> _Set problem_
Find the lines that contain the word "agents" and copy each one.
================
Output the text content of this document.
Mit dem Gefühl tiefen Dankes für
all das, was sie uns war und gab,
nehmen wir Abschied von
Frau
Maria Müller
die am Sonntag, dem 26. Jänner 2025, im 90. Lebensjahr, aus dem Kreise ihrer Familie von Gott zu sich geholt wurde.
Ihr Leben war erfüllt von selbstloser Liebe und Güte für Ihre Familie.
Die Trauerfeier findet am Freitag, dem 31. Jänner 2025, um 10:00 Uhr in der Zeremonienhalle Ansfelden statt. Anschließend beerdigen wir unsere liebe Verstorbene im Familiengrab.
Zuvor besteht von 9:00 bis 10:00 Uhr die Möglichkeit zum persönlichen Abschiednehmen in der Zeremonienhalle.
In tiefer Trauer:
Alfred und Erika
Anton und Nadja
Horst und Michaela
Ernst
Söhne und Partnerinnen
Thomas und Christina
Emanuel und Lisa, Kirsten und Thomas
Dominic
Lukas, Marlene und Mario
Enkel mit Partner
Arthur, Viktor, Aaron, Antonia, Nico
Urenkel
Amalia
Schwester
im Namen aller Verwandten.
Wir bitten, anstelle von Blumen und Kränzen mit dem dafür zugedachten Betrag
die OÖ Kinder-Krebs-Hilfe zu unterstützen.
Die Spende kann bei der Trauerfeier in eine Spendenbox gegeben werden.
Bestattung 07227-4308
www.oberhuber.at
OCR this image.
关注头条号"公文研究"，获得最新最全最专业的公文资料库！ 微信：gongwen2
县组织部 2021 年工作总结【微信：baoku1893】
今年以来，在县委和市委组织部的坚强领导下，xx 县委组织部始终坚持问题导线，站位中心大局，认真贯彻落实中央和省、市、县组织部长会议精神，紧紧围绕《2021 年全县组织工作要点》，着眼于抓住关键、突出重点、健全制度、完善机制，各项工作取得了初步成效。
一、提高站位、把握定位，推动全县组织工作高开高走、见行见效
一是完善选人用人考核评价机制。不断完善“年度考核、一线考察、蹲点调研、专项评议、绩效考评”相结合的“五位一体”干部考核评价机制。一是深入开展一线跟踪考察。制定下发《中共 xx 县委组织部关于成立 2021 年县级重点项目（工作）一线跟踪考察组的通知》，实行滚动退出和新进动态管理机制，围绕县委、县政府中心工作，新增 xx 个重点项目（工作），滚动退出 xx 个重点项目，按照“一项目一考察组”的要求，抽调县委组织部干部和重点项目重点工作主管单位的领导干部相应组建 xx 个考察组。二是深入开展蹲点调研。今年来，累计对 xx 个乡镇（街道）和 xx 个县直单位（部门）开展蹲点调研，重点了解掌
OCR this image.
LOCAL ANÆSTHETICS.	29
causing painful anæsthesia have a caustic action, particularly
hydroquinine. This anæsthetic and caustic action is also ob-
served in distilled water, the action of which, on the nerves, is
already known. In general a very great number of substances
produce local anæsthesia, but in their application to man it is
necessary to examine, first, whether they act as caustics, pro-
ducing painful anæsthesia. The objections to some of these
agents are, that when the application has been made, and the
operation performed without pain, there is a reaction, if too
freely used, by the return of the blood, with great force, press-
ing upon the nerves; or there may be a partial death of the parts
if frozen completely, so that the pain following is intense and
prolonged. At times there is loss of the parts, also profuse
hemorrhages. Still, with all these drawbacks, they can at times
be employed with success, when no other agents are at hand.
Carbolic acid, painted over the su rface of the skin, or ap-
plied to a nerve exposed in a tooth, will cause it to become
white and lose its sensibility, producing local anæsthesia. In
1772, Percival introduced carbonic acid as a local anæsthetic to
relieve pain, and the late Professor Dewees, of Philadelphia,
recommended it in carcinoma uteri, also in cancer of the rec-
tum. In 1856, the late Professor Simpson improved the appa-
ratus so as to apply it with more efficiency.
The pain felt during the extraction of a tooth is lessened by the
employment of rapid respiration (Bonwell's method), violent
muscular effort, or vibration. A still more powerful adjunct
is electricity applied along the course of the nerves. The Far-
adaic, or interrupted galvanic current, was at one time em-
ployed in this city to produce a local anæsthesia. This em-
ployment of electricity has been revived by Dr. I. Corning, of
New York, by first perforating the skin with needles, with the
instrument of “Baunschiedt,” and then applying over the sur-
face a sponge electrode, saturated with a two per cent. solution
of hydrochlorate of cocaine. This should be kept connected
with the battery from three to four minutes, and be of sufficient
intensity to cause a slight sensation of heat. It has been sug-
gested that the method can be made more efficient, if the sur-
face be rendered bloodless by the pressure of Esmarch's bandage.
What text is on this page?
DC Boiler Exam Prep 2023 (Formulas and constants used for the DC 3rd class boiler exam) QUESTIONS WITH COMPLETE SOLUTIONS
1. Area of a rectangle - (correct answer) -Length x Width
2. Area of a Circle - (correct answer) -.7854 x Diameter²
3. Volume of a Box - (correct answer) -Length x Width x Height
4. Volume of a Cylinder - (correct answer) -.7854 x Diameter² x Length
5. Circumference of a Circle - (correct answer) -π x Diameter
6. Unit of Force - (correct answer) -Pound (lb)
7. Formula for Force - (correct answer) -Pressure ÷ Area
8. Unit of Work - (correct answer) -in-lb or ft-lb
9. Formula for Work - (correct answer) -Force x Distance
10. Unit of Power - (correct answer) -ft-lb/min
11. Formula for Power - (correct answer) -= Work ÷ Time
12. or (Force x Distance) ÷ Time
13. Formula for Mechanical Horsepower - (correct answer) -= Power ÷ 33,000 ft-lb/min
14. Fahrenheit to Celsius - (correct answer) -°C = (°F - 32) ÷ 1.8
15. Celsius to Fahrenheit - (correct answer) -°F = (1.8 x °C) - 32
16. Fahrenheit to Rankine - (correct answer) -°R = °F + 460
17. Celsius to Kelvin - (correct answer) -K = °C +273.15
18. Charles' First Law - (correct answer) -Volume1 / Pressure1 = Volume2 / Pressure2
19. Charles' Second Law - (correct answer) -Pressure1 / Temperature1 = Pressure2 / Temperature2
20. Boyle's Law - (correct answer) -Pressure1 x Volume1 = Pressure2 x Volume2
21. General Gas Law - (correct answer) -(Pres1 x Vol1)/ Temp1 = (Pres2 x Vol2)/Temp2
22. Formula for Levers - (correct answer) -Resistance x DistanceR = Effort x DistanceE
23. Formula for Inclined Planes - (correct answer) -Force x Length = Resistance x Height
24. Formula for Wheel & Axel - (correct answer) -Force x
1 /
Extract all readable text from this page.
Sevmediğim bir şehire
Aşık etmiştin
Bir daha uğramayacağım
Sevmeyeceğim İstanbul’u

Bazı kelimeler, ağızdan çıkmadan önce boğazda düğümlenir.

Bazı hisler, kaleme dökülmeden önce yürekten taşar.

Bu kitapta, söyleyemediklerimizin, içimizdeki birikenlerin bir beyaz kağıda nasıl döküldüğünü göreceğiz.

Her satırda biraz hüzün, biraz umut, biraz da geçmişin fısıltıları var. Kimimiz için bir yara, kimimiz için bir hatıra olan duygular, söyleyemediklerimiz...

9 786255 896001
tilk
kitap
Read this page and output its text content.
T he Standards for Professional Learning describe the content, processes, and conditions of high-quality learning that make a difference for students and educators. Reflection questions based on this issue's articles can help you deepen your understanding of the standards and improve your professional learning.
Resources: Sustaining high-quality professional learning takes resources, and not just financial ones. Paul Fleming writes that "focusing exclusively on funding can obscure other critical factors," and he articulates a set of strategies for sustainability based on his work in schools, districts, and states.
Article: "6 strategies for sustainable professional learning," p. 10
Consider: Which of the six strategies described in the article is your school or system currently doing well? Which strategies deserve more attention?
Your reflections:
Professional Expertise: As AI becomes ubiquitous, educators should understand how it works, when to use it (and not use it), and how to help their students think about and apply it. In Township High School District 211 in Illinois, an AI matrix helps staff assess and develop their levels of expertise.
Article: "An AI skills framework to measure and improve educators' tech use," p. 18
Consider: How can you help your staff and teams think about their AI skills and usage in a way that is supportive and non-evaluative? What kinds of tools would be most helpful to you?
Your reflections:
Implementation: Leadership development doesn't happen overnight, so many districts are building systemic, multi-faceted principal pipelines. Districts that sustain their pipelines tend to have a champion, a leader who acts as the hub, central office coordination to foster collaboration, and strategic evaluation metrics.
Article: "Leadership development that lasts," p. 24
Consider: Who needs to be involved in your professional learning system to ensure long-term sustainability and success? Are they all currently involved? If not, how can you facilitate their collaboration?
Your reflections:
================
> _Final result_
agents are, that when the application has been made, and the
be employed with success, when no other agents are at hand.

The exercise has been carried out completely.